* Begin Data excerpts *

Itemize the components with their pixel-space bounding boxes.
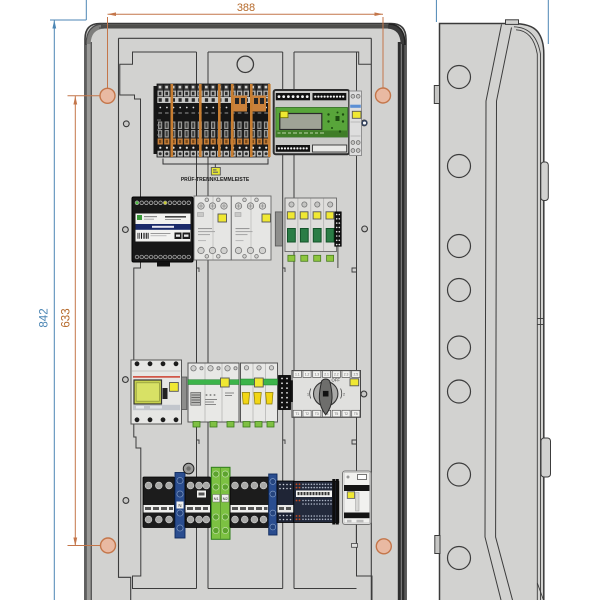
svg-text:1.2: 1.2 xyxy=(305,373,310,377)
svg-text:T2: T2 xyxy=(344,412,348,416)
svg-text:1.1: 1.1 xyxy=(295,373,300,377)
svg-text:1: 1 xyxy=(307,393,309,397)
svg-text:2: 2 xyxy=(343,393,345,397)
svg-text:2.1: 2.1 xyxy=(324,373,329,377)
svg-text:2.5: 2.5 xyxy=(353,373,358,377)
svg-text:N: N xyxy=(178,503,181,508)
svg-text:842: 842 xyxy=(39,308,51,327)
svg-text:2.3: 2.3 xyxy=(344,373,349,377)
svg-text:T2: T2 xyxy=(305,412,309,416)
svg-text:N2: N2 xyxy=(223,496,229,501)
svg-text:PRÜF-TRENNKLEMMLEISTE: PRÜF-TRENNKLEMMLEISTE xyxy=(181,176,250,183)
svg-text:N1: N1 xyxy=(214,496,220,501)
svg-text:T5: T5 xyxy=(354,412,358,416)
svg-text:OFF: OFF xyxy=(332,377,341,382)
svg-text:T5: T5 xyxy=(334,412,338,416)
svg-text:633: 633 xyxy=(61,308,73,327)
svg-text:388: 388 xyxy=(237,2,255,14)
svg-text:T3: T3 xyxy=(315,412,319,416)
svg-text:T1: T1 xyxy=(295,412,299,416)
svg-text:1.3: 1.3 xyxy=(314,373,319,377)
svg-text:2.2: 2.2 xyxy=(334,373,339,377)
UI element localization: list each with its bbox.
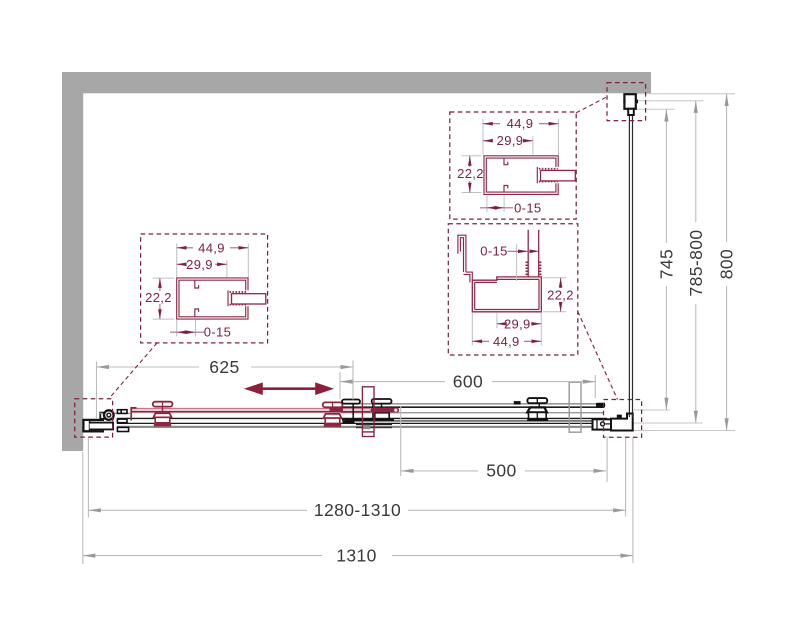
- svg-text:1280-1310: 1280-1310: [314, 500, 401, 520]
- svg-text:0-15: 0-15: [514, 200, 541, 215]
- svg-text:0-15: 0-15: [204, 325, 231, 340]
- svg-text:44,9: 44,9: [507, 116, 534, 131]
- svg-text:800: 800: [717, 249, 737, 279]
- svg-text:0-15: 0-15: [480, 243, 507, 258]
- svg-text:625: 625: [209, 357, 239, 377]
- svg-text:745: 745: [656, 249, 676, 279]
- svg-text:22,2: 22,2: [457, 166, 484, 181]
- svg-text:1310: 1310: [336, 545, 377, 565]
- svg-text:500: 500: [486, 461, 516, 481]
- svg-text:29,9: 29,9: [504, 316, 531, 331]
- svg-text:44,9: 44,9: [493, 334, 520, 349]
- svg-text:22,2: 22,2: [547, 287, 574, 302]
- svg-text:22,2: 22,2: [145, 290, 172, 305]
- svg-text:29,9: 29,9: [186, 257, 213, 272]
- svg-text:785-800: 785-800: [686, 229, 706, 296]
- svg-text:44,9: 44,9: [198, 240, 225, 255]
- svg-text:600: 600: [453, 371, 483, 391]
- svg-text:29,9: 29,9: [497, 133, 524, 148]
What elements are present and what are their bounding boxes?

* End Data excerpts *
* Begin Data excerpts *

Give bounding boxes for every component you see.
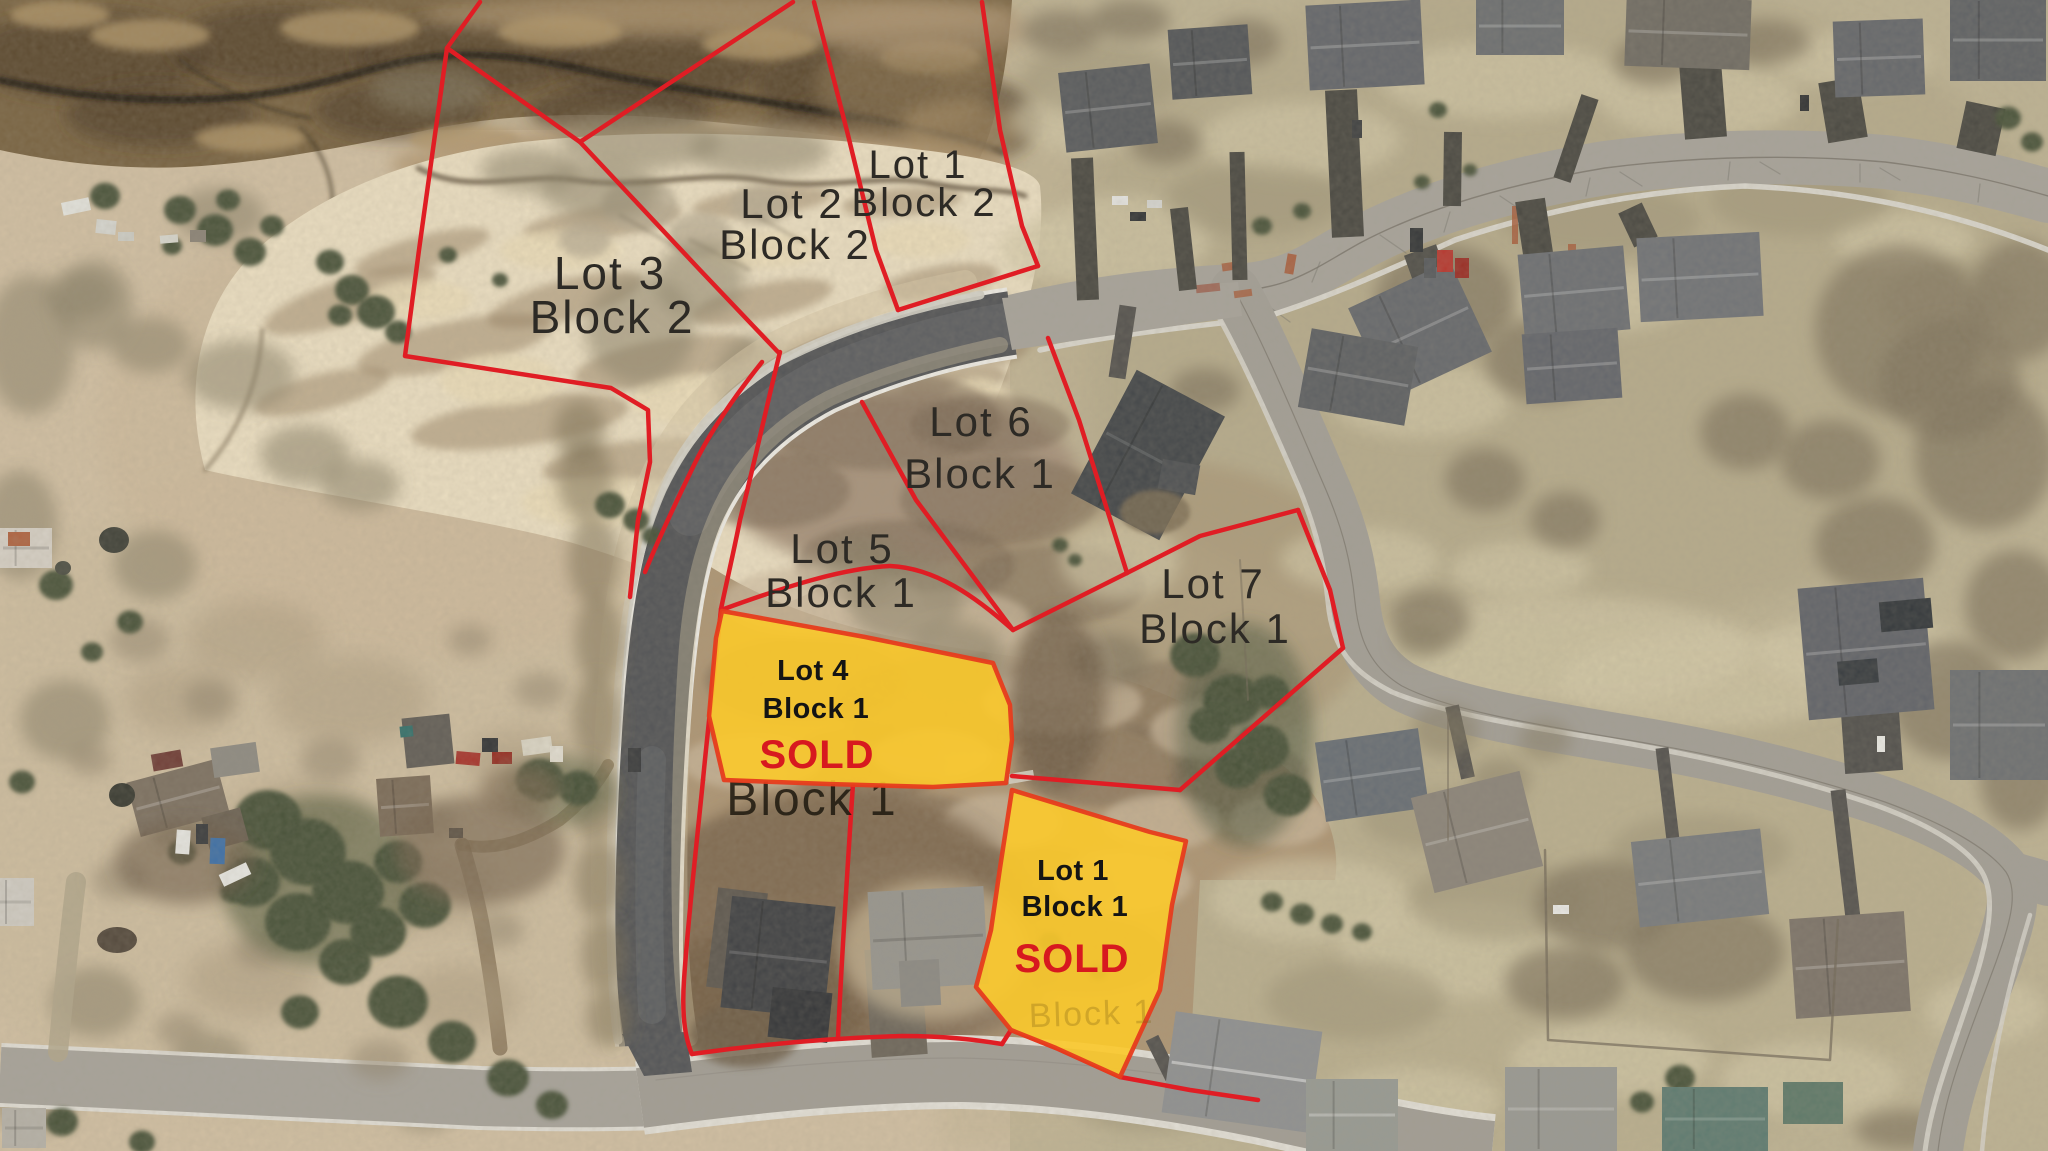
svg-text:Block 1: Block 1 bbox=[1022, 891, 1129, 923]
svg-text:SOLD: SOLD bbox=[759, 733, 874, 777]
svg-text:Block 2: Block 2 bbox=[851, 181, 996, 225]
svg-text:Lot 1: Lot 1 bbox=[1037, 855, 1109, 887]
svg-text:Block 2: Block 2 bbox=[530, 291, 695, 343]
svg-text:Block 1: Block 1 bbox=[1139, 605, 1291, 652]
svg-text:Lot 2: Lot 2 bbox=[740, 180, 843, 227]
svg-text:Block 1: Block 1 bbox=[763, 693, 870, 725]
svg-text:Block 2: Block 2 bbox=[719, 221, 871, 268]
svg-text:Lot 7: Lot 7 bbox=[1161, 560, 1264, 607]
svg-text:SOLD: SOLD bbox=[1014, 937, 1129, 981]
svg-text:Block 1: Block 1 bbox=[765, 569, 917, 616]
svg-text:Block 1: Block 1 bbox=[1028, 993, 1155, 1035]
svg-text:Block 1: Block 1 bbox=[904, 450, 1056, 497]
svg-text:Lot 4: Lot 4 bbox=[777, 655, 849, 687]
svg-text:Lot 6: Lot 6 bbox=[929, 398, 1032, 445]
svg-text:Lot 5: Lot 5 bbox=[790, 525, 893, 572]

* End Data excerpts *
* Begin Data excerpts *

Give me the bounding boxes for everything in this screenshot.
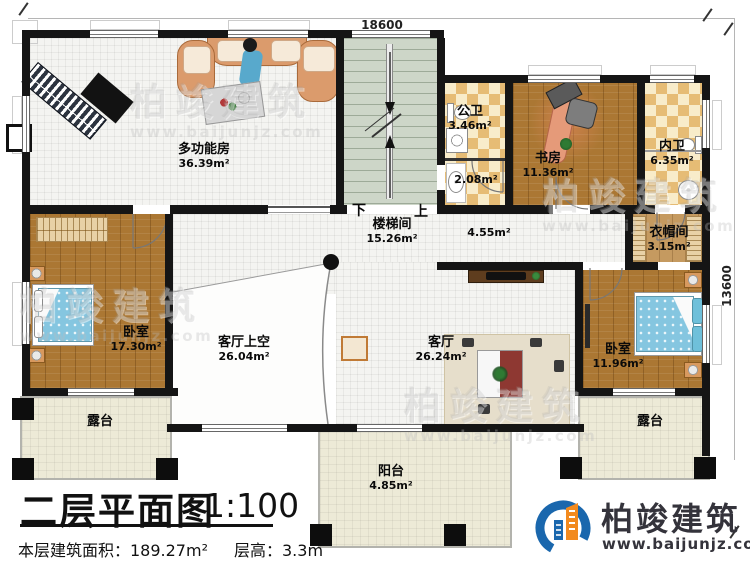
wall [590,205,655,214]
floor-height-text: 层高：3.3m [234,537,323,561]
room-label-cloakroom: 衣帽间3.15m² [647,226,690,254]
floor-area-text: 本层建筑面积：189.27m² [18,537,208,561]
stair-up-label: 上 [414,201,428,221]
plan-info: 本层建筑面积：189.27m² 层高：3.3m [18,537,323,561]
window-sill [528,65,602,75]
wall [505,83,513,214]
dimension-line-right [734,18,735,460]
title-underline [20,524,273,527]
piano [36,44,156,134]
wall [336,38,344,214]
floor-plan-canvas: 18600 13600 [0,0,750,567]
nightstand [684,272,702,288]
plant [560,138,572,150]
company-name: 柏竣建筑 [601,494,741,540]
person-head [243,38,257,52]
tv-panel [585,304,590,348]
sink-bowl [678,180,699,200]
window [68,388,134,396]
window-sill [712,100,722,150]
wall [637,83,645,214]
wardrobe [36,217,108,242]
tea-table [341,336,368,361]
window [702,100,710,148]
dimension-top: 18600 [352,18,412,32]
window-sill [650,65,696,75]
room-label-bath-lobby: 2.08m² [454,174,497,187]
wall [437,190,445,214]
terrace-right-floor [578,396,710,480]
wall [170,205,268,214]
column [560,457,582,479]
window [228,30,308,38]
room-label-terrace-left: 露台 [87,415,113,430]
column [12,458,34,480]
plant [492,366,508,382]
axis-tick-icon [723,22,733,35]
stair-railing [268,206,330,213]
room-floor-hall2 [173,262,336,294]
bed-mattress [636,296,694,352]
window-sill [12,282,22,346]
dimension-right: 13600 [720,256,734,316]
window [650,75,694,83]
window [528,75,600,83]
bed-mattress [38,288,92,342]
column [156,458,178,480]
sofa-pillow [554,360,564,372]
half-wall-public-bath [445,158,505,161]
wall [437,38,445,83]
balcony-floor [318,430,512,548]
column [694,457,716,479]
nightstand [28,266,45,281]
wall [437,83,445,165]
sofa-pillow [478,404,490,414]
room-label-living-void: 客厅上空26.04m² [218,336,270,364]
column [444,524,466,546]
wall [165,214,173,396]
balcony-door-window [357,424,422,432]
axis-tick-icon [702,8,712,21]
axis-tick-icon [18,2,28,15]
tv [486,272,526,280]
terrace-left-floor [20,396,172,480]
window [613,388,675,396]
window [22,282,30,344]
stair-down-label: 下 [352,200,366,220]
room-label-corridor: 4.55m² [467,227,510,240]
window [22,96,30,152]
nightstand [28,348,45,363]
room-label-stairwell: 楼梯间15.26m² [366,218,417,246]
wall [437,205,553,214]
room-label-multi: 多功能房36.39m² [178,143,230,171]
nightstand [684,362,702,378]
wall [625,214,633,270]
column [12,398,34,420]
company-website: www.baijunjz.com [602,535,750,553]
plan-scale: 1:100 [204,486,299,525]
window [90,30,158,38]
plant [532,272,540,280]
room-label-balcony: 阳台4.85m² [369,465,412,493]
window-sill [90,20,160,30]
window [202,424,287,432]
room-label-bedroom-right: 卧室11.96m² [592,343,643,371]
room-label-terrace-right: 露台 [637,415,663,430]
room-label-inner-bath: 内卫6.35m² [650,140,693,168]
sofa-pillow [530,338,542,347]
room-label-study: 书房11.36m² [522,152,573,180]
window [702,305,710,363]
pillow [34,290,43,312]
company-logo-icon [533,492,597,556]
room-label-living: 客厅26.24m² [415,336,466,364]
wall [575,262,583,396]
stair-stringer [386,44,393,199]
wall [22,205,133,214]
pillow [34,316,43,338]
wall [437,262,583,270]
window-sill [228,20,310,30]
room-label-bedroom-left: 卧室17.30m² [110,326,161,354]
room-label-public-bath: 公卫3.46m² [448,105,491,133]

* End Data excerpts *

Instructions for the task
Rewrite the material lines starting at the line containing "svg-text:1.2: 1.2 xyxy=(305,373,310,377)" and ending at the line containing "svg-text:N2: N2 xyxy=(223,496,229,501)", substituting "bbox" for every "xyxy" and leaving everything else unchanged. Return only those lines.

In response
svg-text:1.2: 1.2 bbox=(305,373,310,377)
svg-text:T2: T2 bbox=(344,412,348,416)
svg-text:1.1: 1.1 bbox=(295,373,300,377)
svg-text:1: 1 bbox=(307,393,309,397)
svg-text:2: 2 bbox=(343,393,345,397)
svg-text:2.1: 2.1 bbox=(324,373,329,377)
svg-text:2.5: 2.5 bbox=(353,373,358,377)
svg-text:N: N bbox=(178,503,181,508)
svg-text:842: 842 bbox=(39,308,51,327)
svg-text:2.3: 2.3 bbox=(344,373,349,377)
svg-text:T2: T2 bbox=(305,412,309,416)
svg-text:N2: N2 bbox=(223,496,229,501)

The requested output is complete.